» **Stated exercise**
Output all records precisely as written.

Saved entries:
• • • • • • •

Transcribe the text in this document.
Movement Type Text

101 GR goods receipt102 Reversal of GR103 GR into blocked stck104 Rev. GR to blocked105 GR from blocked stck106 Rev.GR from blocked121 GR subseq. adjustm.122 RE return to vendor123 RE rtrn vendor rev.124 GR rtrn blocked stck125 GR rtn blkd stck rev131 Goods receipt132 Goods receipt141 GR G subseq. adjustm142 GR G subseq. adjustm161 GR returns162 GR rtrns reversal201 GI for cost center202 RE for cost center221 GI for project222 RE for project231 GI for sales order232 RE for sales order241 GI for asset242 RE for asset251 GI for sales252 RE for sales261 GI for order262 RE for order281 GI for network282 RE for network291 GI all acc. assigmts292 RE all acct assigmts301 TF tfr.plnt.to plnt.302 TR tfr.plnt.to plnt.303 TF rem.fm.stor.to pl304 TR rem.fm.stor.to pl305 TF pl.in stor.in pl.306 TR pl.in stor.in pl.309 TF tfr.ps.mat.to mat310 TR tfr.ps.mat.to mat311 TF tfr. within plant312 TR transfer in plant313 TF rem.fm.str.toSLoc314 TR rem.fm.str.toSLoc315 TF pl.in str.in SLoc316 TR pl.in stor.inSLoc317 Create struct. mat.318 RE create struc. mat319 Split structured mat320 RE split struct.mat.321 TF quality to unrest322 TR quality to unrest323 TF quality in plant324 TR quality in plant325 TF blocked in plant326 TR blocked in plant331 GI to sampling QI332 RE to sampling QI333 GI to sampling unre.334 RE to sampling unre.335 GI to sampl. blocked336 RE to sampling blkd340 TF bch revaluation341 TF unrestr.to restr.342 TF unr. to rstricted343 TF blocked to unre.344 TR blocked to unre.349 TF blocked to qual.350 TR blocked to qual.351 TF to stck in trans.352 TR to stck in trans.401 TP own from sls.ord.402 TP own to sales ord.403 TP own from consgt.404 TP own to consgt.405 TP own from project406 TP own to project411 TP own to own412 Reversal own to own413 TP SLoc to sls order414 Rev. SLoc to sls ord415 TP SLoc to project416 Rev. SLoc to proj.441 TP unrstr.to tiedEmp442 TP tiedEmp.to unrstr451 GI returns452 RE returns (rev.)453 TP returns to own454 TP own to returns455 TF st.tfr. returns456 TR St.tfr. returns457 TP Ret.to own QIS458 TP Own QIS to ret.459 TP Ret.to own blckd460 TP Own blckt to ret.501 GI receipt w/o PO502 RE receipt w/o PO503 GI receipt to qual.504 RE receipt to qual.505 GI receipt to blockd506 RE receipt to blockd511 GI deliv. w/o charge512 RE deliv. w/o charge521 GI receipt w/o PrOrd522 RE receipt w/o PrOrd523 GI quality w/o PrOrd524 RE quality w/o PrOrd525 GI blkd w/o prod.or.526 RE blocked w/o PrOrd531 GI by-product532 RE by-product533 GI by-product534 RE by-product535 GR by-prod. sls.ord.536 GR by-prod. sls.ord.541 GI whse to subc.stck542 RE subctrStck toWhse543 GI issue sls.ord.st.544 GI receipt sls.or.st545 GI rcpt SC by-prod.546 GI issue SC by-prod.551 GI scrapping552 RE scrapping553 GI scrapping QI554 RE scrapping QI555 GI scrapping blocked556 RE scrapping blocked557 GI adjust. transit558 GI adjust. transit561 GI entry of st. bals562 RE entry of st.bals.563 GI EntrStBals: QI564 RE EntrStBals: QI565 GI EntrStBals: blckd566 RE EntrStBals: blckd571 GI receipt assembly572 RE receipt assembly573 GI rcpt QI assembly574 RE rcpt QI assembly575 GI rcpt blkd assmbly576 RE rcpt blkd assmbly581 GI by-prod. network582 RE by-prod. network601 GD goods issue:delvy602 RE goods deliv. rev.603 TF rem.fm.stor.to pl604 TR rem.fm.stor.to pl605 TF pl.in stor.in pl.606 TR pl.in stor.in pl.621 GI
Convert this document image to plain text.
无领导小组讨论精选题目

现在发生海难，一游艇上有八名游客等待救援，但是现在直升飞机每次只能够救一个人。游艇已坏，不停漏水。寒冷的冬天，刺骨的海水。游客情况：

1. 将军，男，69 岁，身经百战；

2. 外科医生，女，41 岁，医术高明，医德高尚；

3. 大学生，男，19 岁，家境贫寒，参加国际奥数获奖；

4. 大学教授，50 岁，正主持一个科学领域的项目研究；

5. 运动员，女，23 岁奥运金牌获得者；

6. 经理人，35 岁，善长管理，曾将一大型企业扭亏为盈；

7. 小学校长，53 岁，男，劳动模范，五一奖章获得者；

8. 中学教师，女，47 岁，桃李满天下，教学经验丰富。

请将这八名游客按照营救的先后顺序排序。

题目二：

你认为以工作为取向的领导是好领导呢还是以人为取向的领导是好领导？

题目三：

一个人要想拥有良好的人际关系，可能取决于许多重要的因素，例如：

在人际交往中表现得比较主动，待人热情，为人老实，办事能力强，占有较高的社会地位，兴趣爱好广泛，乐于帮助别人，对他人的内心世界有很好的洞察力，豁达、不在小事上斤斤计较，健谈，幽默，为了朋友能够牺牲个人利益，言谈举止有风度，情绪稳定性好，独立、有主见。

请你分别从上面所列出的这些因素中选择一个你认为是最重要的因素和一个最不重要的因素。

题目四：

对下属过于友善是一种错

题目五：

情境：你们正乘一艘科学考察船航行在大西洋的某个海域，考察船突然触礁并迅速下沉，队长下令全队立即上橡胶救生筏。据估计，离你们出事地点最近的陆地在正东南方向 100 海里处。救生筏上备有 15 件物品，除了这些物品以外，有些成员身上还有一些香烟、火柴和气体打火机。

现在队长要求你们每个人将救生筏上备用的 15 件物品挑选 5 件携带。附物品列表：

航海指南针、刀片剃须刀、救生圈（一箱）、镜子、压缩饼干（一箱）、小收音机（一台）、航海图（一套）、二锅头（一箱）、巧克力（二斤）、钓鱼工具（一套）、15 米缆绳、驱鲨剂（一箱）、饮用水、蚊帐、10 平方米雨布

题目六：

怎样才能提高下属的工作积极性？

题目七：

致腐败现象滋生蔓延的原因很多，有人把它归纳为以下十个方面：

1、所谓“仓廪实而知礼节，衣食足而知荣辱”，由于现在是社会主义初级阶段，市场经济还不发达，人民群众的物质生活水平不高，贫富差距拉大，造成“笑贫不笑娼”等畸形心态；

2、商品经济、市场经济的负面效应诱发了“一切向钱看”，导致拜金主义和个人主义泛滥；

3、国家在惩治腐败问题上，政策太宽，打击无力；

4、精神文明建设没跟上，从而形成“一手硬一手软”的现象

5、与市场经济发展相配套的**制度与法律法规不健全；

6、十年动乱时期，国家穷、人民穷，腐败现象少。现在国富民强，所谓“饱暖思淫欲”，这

• • • • • • •

» **Answer to this exercise**
Transcribe the text in this document.
Movement Type Text

101 GR goods receipt102 Reversal of GR103 GR into blocked stck104 Rev. GR to blocked105 GR from blocked stck106 Rev.GR from blocked121 GR subseq. adjustm.122 RE return to vendor123 RE rtrn vendor rev.124 GR rtrn blocked stck125 GR rtn blkd stck rev131 Goods receipt132 Goods receipt141 GR G subseq. adjustm142 GR G subseq. adjustm161 GR returns162 GR rtrns reversal201 GI for cost center202 RE for cost center221 GI for project222 RE for project231 GI for sales order232 RE for sales order241 GI for asset242 RE for asset251 GI for sales252 RE for sales261 GI for order262 RE for order281 GI for network282 RE for network291 GI all acc. assigmts292 RE all acct assigmts301 TF tfr.plnt.to plnt.302 TR tfr.plnt.to plnt.303 TF rem.fm.stor.to pl304 TR rem.fm.stor.to pl305 TF pl.in stor.in pl.306 TR pl.in stor.in pl.309 TF tfr.ps.mat.to mat310 TR tfr.ps.mat.to mat311 TF tfr. within plant312 TR transfer in plant313 TF rem.fm.str.toSLoc314 TR rem.fm.str.toSLoc315 TF pl.in str.in SLoc316 TR pl.in stor.inSLoc317 Create struct. mat.318 RE create struc. mat319 Split structured mat320 RE split struct.mat.321 TF quality to unrest322 TR quality to unrest323 TF quality in plant324 TR quality in plant325 TF blocked in plant326 TR blocked in plant331 GI to sampling QI332 RE to sampling QI333 GI to sampling unre.334 RE to sampling unre.335 GI to sampl. blocked336 RE to sampling blkd340 TF bch revaluation341 TF unrestr.to restr.342 TF unr. to rstricted343 TF blocked to unre.344 TR blocked to unre.349 TF blocked to qual.350 TR blocked to qual.351 TF to stck in trans.352 TR to stck in trans.401 TP own from sls.ord.402 TP own to sales ord.403 TP own from consgt.404 TP own to consgt.405 TP own from project406 TP own to project411 TP own to own412 Reversal own to own413 TP SLoc to sls order414 Rev. SLoc to sls ord415 TP SLoc to project416 Rev. SLoc to proj.441 TP unrstr.to tiedEmp442 TP tiedEmp.to unrstr451 GI returns452 RE returns (rev.)453 TP returns to own454 TP own to returns455 TF st.tfr. returns456 TR St.tfr. returns457 TP Ret.to own QIS458 TP Own QIS to ret.459 TP Ret.to own blckd460 TP Own blckt to ret.501 GI receipt w/o PO502 RE receipt w/o PO503 GI receipt to qual.504 RE receipt to qual.505 GI receipt to blockd506 RE receipt to blockd511 GI deliv. w/o charge512 RE deliv. w/o charge521 GI receipt w/o PrOrd522 RE receipt w/o PrOrd523 GI quality w/o PrOrd524 RE quality w/o PrOrd525 GI blkd w/o prod.or.526 RE blocked w/o PrOrd531 GI by-product532 RE by-product533 GI by-product534 RE by-product535 GR by-prod. sls.ord.536 GR by-prod. sls.ord.541 GI whse to subc.stck542 RE subctrStck toWhse543 GI issue sls.ord.st.544 GI receipt sls.or.st545 GI rcpt SC by-prod.546 GI issue SC by-prod.551 GI scrapping552 RE scrapping553 GI scrapping QI554 RE scrapping QI555 GI scrapping blocked556 RE scrapping blocked557 GI adjust. transit558 GI adjust. transit561 GI entry of st. bals562 RE entry of st.bals.563 GI EntrStBals: QI564 RE EntrStBals: QI565 GI EntrStBals: blckd566 RE EntrStBals: blckd571 GI receipt assembly572 RE receipt assembly573 GI rcpt QI assembly574 RE rcpt QI assembly575 GI rcpt blkd assmbly576 RE rcpt blkd assmbly581 GI by-prod. network582 RE by-prod. network601 GD goods issue:delvy602 RE goods deliv. rev.603 TF rem.fm.stor.to pl604 TR rem.fm.stor.to pl605 TF pl.in stor.in pl.606 TR pl.in stor.in pl.621 GI
Convert this document image to plain text.
无领导小组讨论精选题目

现在发生海难，一游艇上有八名游客等待救援，但是现在直升飞机每次只能够救一个人。游艇已坏，不停漏水。寒冷的冬天，刺骨的海水。游客情况：

1. 将军，男，69 岁，身经百战；

2. 外科医生，女，41 岁，医术高明，医德高尚；

3. 大学生，男，19 岁，家境贫寒，参加国际奥数获奖；

4. 大学教授，50 岁，正主持一个科学领域的项目研究；

5. 运动员，女，23 岁奥运金牌获得者；

6. 经理人，35 岁，善长管理，曾将一大型企业扭亏为盈；

7. 小学校长，53 岁，男，劳动模范，五一奖章获得者；

8. 中学教师，女，47 岁，桃李满天下，教学经验丰富。

请将这八名游客按照营救的先后顺序排序。

题目二：

你认为以工作为取向的领导是好领导呢还是以人为取向的领导是好领导？

题目三：

一个人要想拥有良好的人际关系，可能取决于许多重要的因素，例如：

在人际交往中表现得比较主动，待人热情，为人老实，办事能力强，占有较高的社会地位，兴趣爱好广泛，乐于帮助别人，对他人的内心世界有很好的洞察力，豁达、不在小事上斤斤计较，健谈，幽默，为了朋友能够牺牲个人利益，言谈举止有风度，情绪稳定性好，独立、有主见。

请你分别从上面所列出的这些因素中选择一个你认为是最重要的因素和一个最不重要的因素。

题目四：

对下属过于友善是一种错

题目五：

情境：你们正乘一艘科学考察船航行在大西洋的某个海域，考察船突然触礁并迅速下沉，队长下令全队立即上橡胶救生筏。据估计，离你们出事地点最近的陆地在正东南方向 100 海里处。救生筏上备有 15 件物品，除了这些物品以外，有些成员身上还有一些香烟、火柴和气体打火机。

现在队长要求你们每个人将救生筏上备用的 15 件物品挑选 5 件携带。附物品列表：

航海指南针、刀片剃须刀、救生圈（一箱）、镜子、压缩饼干（一箱）、小收音机（一台）、航海图（一套）、二锅头（一箱）、巧克力（二斤）、钓鱼工具（一套）、15 米缆绳、驱鲨剂（一箱）、饮用水、蚊帐、10 平方米雨布

题目六：

怎样才能提高下属的工作积极性？

题目七：

致腐败现象滋生蔓延的原因很多，有人把它归纳为以下十个方面：

1、所谓“仓廪实而知礼节，衣食足而知荣辱”，由于现在是社会主义初级阶段，市场经济还不发达，人民群众的物质生活水平不高，贫富差距拉大，造成“笑贫不笑娼”等畸形心态；

2、商品经济、市场经济的负面效应诱发了“一切向钱看”，导致拜金主义和个人主义泛滥；

3、国家在惩治腐败问题上，政策太宽，打击无力；

4、精神文明建设没跟上，从而形成“一手硬一手软”的现象

5、与市场经济发展相配套的**制度与法律法规不健全；

6、十年动乱时期，国家穷、人民穷，腐败现象少。现在国富民强，所谓“饱暖思淫欲”，这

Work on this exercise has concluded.